----- Input records

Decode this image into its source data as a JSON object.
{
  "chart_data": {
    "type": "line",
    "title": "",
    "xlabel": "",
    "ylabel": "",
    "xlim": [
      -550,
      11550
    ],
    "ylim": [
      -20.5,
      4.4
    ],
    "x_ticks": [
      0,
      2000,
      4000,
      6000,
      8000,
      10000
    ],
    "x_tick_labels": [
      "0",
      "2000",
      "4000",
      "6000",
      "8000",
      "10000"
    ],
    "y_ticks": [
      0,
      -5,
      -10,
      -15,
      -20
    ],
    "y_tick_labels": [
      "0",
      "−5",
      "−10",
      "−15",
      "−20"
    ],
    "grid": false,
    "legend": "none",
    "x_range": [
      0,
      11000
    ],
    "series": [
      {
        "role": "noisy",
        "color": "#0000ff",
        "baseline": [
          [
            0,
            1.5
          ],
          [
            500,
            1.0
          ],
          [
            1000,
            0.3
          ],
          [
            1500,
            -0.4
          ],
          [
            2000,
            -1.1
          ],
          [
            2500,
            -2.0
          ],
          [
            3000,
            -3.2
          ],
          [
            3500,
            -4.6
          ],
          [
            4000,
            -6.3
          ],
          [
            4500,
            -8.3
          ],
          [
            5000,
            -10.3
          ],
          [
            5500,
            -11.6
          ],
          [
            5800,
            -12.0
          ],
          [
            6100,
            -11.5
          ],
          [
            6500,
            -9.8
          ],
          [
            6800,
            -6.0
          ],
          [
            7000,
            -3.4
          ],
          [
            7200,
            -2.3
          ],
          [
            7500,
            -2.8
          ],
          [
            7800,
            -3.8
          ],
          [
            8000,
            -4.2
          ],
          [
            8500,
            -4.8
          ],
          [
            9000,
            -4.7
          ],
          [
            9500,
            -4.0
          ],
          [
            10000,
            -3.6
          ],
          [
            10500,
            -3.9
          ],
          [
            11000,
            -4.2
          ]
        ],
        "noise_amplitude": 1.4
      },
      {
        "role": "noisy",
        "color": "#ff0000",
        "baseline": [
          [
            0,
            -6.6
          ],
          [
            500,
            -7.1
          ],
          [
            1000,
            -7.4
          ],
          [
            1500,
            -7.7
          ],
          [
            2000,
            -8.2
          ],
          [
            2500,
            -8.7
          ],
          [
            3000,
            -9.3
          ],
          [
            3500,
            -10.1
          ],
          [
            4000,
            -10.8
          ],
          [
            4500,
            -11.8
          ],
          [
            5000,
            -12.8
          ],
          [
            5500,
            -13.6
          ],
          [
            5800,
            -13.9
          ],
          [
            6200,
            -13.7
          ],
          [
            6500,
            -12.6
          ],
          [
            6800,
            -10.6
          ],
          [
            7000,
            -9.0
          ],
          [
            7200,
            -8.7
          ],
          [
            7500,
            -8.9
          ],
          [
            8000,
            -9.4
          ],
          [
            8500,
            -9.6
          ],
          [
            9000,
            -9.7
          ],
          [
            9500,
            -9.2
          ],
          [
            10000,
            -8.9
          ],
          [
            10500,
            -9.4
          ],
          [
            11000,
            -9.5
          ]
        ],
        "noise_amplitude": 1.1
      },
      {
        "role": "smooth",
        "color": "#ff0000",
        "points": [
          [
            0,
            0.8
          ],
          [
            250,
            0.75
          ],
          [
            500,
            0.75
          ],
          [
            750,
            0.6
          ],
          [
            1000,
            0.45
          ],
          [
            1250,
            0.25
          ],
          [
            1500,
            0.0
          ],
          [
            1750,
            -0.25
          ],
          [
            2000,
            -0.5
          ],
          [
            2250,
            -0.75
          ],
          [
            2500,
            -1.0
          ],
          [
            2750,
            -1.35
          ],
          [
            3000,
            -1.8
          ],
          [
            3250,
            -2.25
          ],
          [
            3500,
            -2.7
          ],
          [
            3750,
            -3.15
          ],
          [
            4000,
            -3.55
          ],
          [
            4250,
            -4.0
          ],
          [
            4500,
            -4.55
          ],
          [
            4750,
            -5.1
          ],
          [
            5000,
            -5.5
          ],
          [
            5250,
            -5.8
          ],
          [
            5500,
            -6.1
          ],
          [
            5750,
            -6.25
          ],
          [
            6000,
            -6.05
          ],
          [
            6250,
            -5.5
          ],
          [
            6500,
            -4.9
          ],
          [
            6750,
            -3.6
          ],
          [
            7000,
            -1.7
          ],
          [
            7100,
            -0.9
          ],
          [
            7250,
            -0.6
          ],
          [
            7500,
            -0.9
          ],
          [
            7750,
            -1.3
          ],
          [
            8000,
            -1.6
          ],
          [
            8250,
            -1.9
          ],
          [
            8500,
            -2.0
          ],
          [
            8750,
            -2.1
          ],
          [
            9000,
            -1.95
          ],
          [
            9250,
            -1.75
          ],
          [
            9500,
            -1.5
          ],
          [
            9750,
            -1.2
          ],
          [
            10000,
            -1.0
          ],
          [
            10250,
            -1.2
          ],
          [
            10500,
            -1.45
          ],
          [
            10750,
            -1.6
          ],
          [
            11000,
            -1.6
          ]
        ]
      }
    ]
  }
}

----------

[Exercise aim]:
Give all the records again. Match them exactly.

[Response to the task]:
Decode this image into its source data as a JSON object.
{
  "chart_data": {
    "type": "line",
    "title": "",
    "xlabel": "",
    "ylabel": "",
    "xlim": [
      -550,
      11550
    ],
    "ylim": [
      -20.5,
      4.4
    ],
    "x_ticks": [
      0,
      2000,
      4000,
      6000,
      8000,
      10000
    ],
    "x_tick_labels": [
      "0",
      "2000",
      "4000",
      "6000",
      "8000",
      "10000"
    ],
    "y_ticks": [
      0,
      -5,
      -10,
      -15,
      -20
    ],
    "y_tick_labels": [
      "0",
      "−5",
      "−10",
      "−15",
      "−20"
    ],
    "grid": false,
    "legend": "none",
    "x_range": [
      0,
      11000
    ],
    "series": [
      {
        "role": "noisy",
        "color": "#0000ff",
        "baseline": [
          [
            0,
            1.5
          ],
          [
            500,
            1.0
          ],
          [
            1000,
            0.3
          ],
          [
            1500,
            -0.4
          ],
          [
            2000,
            -1.1
          ],
          [
            2500,
            -2.0
          ],
          [
            3000,
            -3.2
          ],
          [
            3500,
            -4.6
          ],
          [
            4000,
            -6.3
          ],
          [
            4500,
            -8.3
          ],
          [
            5000,
            -10.3
          ],
          [
            5500,
            -11.6
          ],
          [
            5800,
            -12.0
          ],
          [
            6100,
            -11.5
          ],
          [
            6500,
            -9.8
          ],
          [
            6800,
            -6.0
          ],
          [
            7000,
            -3.4
          ],
          [
            7200,
            -2.3
          ],
          [
            7500,
            -2.8
          ],
          [
            7800,
            -3.8
          ],
          [
            8000,
            -4.2
          ],
          [
            8500,
            -4.8
          ],
          [
            9000,
            -4.7
          ],
          [
            9500,
            -4.0
          ],
          [
            10000,
            -3.6
          ],
          [
            10500,
            -3.9
          ],
          [
            11000,
            -4.2
          ]
        ],
        "noise_amplitude": 1.4
      },
      {
        "role": "noisy",
        "color": "#ff0000",
        "baseline": [
          [
            0,
            -6.6
          ],
          [
            500,
            -7.1
          ],
          [
            1000,
            -7.4
          ],
          [
            1500,
            -7.7
          ],
          [
            2000,
            -8.2
          ],
          [
            2500,
            -8.7
          ],
          [
            3000,
            -9.3
          ],
          [
            3500,
            -10.1
          ],
          [
            4000,
            -10.8
          ],
          [
            4500,
            -11.8
          ],
          [
            5000,
            -12.8
          ],
          [
            5500,
            -13.6
          ],
          [
            5800,
            -13.9
          ],
          [
            6200,
            -13.7
          ],
          [
            6500,
            -12.6
          ],
          [
            6800,
            -10.6
          ],
          [
            7000,
            -9.0
          ],
          [
            7200,
            -8.7
          ],
          [
            7500,
            -8.9
          ],
          [
            8000,
            -9.4
          ],
          [
            8500,
            -9.6
          ],
          [
            9000,
            -9.7
          ],
          [
            9500,
            -9.2
          ],
          [
            10000,
            -8.9
          ],
          [
            10500,
            -9.4
          ],
          [
            11000,
            -9.5
          ]
        ],
        "noise_amplitude": 1.1
      },
      {
        "role": "smooth",
        "color": "#ff0000",
        "points": [
          [
            0,
            0.8
          ],
          [
            250,
            0.75
          ],
          [
            500,
            0.75
          ],
          [
            750,
            0.6
          ],
          [
            1000,
            0.45
          ],
          [
            1250,
            0.25
          ],
          [
            1500,
            0.0
          ],
          [
            1750,
            -0.25
          ],
          [
            2000,
            -0.5
          ],
          [
            2250,
            -0.75
          ],
          [
            2500,
            -1.0
          ],
          [
            2750,
            -1.35
          ],
          [
            3000,
            -1.8
          ],
          [
            3250,
            -2.25
          ],
          [
            3500,
            -2.7
          ],
          [
            3750,
            -3.15
          ],
          [
            4000,
            -3.55
          ],
          [
            4250,
            -4.0
          ],
          [
            4500,
            -4.55
          ],
          [
            4750,
            -5.1
          ],
          [
            5000,
            -5.5
          ],
          [
            5250,
            -5.8
          ],
          [
            5500,
            -6.1
          ],
          [
            5750,
            -6.25
          ],
          [
            6000,
            -6.05
          ],
          [
            6250,
            -5.5
          ],
          [
            6500,
            -4.9
          ],
          [
            6750,
            -3.6
          ],
          [
            7000,
            -1.7
          ],
          [
            7100,
            -0.9
          ],
          [
            7250,
            -0.6
          ],
          [
            7500,
            -0.9
          ],
          [
            7750,
            -1.3
          ],
          [
            8000,
            -1.6
          ],
          [
            8250,
            -1.9
          ],
          [
            8500,
            -2.0
          ],
          [
            8750,
            -2.1
          ],
          [
            9000,
            -1.95
          ],
          [
            9250,
            -1.75
          ],
          [
            9500,
            -1.5
          ],
          [
            9750,
            -1.2
          ],
          [
            10000,
            -1.0
          ],
          [
            10250,
            -1.2
          ],
          [
            10500,
            -1.45
          ],
          [
            10750,
            -1.6
          ],
          [
            11000,
            -1.6
          ]
        ]
      }
    ]
  }
}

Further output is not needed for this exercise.